CHALLENGE - In the material below, list every line carrying the string "contrastive".

MATERIAL FOR THE TASK -
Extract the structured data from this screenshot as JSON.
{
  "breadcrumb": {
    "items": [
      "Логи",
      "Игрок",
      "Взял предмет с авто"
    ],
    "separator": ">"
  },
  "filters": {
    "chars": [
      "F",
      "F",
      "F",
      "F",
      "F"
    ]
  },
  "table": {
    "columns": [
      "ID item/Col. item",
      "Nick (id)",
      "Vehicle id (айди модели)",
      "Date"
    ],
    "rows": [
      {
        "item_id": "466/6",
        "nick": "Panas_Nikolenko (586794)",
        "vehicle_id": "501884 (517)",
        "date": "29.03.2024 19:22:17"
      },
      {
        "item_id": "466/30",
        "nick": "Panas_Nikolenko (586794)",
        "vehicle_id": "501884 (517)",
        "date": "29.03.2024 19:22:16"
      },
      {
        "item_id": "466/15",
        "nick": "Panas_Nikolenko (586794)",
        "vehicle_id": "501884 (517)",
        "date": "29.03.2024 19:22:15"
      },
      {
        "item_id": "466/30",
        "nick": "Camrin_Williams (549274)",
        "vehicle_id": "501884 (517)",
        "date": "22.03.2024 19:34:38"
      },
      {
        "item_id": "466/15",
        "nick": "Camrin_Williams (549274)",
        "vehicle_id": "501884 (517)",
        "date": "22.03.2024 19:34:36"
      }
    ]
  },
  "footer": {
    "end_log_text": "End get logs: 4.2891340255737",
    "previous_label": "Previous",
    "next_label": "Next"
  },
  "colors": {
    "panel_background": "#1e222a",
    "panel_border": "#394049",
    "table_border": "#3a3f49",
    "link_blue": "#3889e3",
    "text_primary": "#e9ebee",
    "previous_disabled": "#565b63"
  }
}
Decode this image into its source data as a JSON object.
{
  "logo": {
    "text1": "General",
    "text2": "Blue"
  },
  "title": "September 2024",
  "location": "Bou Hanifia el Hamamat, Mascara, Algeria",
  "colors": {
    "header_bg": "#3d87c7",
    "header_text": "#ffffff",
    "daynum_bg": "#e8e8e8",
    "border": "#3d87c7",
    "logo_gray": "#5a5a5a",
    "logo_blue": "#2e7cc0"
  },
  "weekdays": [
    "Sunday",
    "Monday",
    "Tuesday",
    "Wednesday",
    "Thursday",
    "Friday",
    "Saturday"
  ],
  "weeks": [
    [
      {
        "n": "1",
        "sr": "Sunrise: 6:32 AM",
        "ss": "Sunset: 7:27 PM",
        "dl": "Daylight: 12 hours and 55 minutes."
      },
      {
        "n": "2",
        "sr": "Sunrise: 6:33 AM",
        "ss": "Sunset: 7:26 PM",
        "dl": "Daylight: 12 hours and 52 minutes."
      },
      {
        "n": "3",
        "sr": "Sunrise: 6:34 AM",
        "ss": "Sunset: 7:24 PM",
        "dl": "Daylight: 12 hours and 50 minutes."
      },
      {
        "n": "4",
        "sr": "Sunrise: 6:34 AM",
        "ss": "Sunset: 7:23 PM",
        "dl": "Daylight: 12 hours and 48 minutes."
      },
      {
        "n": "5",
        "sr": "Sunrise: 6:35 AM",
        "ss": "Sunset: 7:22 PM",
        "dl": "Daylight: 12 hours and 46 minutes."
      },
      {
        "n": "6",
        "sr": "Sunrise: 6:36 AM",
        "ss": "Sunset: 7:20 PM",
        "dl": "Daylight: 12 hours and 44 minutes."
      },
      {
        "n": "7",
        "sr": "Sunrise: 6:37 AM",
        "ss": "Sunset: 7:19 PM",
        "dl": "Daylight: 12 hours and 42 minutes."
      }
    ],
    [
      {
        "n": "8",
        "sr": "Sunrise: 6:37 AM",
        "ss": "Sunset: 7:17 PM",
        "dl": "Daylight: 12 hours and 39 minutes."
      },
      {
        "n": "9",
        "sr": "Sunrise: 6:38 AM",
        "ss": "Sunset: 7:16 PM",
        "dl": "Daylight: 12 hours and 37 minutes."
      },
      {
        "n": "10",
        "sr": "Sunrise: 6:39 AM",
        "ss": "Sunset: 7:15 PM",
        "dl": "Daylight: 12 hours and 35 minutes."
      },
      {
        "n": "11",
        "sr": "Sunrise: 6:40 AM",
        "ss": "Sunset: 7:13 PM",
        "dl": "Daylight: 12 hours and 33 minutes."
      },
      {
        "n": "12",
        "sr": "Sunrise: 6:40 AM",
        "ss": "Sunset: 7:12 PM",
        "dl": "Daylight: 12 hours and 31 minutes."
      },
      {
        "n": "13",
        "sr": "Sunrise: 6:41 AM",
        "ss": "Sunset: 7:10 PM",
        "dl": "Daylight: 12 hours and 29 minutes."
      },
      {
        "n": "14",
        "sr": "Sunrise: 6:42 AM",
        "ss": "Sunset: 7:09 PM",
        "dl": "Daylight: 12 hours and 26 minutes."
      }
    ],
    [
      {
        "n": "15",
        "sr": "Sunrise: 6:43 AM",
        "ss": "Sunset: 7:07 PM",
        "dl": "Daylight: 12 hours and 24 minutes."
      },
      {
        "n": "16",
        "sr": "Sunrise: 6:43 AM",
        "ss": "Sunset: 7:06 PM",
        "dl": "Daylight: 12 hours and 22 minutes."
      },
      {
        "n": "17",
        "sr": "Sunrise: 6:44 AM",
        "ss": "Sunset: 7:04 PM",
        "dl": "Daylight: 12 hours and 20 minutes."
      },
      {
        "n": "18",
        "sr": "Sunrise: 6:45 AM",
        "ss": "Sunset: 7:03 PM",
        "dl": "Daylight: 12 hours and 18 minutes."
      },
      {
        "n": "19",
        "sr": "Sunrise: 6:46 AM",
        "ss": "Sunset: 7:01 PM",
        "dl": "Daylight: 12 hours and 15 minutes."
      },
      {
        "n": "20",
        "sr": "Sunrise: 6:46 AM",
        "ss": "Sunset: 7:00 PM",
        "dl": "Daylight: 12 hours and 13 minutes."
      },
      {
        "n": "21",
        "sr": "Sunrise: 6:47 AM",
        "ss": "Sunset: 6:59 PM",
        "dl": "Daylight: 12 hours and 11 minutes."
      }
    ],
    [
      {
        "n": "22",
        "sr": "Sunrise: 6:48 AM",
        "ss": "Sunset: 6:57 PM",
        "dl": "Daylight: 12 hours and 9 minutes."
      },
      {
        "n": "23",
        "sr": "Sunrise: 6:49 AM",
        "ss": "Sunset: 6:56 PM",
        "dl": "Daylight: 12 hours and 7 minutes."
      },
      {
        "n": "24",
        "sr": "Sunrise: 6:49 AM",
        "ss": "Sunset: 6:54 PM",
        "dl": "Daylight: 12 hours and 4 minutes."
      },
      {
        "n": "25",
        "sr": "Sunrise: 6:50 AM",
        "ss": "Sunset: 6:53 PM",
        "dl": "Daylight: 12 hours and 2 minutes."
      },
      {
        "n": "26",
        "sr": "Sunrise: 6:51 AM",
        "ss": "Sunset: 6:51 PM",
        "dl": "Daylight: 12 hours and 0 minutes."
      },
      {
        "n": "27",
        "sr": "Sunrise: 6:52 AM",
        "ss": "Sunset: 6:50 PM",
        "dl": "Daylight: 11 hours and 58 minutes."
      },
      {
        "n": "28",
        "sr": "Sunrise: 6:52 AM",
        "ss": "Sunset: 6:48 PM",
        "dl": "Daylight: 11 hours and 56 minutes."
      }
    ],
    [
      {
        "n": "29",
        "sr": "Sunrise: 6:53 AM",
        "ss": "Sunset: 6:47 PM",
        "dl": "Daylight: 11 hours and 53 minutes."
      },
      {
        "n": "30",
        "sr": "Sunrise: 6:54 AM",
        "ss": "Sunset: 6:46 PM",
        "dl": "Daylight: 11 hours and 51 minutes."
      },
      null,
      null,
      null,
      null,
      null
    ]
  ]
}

* * *

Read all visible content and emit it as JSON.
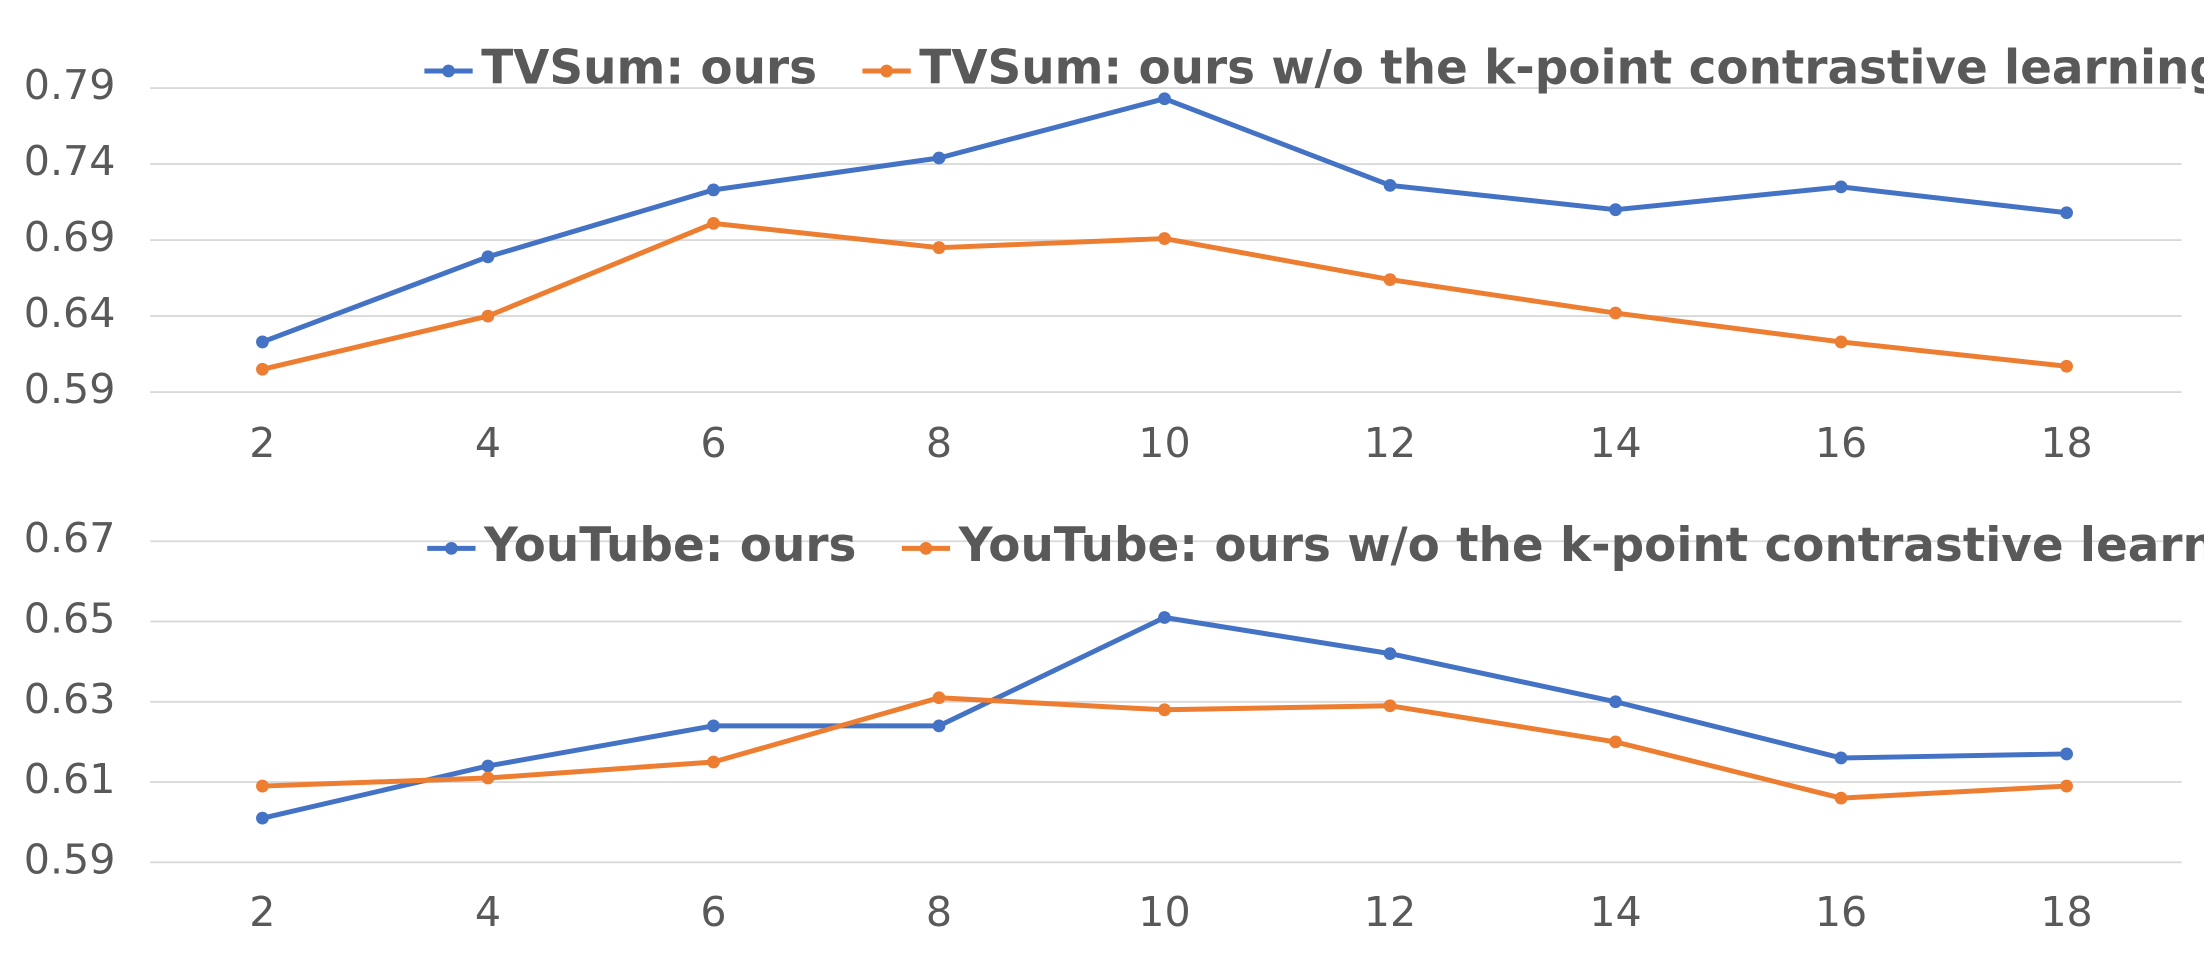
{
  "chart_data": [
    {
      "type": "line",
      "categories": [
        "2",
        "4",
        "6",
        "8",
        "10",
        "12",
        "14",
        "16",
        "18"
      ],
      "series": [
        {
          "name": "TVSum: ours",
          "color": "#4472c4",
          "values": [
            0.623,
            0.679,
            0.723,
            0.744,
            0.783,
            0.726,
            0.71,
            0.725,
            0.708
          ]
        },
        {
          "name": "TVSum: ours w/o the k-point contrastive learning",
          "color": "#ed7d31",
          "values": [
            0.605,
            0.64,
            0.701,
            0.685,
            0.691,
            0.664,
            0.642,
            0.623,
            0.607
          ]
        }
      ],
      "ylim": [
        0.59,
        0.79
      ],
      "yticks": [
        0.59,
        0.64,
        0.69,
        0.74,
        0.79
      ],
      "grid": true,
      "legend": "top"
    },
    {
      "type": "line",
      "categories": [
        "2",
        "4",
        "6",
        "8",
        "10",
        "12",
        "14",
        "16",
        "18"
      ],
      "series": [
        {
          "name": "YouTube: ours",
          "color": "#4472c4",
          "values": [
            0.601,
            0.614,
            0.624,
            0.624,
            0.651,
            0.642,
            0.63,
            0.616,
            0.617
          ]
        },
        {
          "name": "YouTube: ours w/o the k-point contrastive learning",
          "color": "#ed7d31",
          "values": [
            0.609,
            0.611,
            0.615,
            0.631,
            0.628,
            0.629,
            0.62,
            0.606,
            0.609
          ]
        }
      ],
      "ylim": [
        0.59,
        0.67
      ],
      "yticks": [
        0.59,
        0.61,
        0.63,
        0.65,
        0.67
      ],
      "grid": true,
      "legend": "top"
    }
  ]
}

ANSWER BELOW -
          "name": "TVSum: ours w/o the k-point contrastive learning",
          "name": "YouTube: ours w/o the k-point contrastive learning",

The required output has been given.